Select the lines that hold the word "name" and copy each one.

**Input data**:
┄┄┄┄┄┄┄┄┄┄┄┄┄┄┄┄┄┄┄┄

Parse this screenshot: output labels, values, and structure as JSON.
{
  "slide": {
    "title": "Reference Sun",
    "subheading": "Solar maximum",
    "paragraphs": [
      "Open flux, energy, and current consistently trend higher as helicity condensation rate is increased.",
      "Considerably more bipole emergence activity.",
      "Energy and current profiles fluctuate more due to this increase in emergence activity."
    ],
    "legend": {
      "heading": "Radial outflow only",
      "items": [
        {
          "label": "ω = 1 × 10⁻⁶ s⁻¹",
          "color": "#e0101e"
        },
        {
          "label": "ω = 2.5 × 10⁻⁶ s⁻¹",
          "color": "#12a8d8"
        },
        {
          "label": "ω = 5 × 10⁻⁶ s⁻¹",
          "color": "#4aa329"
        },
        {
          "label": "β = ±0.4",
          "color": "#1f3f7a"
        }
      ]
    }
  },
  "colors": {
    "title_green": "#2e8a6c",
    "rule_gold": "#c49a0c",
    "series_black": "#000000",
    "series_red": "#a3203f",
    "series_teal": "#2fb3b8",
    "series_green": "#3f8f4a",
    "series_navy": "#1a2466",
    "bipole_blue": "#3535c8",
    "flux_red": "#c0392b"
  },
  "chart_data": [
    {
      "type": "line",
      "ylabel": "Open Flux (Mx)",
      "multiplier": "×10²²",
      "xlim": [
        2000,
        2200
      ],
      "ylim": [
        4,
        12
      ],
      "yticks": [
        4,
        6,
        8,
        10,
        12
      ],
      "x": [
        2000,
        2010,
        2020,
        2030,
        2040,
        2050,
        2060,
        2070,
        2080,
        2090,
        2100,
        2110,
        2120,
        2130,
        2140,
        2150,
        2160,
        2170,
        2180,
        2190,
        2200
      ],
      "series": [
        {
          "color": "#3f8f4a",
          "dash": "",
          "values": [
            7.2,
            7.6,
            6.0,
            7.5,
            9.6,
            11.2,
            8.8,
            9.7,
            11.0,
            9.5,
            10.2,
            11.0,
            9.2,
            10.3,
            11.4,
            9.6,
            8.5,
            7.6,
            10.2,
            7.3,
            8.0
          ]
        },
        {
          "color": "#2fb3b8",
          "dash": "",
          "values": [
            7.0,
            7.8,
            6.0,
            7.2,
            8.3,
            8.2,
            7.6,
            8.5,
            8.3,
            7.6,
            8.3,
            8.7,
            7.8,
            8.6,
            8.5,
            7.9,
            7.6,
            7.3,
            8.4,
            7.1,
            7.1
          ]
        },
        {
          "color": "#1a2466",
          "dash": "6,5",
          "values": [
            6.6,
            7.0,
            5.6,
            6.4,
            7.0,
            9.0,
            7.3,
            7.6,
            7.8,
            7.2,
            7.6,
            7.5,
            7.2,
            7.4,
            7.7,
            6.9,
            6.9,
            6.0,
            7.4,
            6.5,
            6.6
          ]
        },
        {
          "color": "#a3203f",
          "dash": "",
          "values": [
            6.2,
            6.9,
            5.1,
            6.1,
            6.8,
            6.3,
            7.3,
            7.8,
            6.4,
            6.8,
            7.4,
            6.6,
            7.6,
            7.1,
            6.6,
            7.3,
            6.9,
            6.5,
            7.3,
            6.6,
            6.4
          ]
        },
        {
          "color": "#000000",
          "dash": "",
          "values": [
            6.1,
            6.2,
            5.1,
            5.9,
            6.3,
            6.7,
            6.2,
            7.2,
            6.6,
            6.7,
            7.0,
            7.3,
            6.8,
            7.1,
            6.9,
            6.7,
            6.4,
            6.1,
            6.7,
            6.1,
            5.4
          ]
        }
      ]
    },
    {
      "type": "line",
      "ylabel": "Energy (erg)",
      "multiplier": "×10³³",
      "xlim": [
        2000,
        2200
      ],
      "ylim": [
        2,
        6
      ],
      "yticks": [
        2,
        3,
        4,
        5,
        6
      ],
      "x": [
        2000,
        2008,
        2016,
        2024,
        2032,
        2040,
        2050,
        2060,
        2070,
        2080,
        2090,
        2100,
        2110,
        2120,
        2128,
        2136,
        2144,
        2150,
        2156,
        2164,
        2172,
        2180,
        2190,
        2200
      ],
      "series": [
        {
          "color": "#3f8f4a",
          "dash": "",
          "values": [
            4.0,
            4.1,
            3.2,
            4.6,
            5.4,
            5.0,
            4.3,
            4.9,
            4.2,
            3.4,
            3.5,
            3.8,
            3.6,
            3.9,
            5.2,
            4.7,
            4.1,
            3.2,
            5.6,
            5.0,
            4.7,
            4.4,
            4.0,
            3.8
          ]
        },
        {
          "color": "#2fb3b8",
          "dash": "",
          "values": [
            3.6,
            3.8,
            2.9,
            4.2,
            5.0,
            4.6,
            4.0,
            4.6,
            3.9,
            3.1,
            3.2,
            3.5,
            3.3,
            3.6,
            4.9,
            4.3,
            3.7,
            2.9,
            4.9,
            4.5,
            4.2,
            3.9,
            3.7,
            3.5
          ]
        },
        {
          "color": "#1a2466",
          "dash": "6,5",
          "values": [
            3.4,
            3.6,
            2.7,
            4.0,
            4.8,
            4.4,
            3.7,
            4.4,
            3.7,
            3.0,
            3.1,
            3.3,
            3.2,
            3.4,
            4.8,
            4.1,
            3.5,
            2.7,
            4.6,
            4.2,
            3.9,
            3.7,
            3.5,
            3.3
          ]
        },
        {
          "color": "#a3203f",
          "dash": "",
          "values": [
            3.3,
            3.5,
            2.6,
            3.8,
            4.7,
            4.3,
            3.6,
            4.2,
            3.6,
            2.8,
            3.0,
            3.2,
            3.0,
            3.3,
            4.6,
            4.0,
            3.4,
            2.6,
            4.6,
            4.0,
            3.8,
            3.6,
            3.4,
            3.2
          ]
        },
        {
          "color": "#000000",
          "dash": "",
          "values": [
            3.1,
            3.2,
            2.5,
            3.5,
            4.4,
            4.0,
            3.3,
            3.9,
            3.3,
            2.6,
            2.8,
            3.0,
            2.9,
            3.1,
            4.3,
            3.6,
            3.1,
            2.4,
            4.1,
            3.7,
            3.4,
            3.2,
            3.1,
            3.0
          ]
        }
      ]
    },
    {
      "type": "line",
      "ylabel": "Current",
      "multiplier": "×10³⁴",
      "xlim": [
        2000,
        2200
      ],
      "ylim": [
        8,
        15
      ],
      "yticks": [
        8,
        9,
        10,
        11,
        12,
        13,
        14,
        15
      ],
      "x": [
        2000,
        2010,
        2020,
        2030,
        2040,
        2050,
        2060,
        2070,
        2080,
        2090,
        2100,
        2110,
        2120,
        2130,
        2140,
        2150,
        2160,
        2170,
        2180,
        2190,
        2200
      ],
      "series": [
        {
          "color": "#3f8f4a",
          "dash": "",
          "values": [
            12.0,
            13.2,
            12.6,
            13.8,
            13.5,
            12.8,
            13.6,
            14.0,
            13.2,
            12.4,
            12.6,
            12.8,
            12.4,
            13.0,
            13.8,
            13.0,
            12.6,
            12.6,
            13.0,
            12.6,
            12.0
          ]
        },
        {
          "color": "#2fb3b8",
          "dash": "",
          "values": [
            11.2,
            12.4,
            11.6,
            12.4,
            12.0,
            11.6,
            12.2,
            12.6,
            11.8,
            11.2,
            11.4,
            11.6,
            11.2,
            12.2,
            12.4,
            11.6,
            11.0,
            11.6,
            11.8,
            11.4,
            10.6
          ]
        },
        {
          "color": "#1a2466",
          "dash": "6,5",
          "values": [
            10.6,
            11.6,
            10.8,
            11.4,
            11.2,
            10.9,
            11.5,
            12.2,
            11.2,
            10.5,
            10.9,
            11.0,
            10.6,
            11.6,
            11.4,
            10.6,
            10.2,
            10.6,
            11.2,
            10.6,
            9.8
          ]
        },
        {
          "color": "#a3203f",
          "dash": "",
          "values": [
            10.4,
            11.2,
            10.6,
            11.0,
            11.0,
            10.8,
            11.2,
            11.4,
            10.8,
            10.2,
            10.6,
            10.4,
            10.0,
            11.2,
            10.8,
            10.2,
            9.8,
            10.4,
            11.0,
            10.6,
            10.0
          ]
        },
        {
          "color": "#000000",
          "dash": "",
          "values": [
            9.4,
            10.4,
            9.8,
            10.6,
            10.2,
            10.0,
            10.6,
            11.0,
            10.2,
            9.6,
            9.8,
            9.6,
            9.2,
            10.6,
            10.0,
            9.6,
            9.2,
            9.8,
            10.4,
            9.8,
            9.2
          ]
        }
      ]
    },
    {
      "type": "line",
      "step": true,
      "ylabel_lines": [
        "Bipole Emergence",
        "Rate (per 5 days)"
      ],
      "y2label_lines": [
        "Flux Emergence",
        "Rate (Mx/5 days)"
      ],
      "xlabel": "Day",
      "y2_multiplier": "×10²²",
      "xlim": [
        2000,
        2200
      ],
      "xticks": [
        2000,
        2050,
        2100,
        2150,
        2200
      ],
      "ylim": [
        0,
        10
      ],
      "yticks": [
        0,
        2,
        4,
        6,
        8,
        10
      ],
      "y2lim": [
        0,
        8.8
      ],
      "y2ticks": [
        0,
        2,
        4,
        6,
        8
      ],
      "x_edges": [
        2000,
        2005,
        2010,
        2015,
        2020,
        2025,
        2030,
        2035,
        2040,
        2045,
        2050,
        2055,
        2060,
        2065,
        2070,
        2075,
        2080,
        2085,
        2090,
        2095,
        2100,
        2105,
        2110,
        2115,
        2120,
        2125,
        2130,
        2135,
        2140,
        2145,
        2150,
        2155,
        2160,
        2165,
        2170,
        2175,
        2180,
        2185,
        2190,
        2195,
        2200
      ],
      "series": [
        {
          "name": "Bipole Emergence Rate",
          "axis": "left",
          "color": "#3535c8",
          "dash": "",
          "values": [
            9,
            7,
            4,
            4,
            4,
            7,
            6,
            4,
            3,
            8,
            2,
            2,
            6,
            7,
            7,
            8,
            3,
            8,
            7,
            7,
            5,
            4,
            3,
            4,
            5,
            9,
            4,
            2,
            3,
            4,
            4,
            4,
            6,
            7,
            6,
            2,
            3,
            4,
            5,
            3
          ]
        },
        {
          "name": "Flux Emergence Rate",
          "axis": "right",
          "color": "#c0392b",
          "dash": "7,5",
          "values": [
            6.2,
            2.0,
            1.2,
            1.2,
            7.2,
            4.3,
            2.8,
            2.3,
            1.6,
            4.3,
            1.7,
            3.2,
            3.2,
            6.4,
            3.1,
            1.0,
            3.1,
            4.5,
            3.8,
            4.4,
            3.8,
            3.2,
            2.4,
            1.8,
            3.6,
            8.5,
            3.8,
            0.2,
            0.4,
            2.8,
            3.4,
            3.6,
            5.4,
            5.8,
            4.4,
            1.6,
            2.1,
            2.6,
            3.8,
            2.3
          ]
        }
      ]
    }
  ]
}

┄┄┄┄┄┄┄┄┄┄┄┄┄┄┄┄┄┄┄┄

**Solution to this exercise**:
          "name": "Bipole Emergence Rate",
          "name": "Flux Emergence Rate",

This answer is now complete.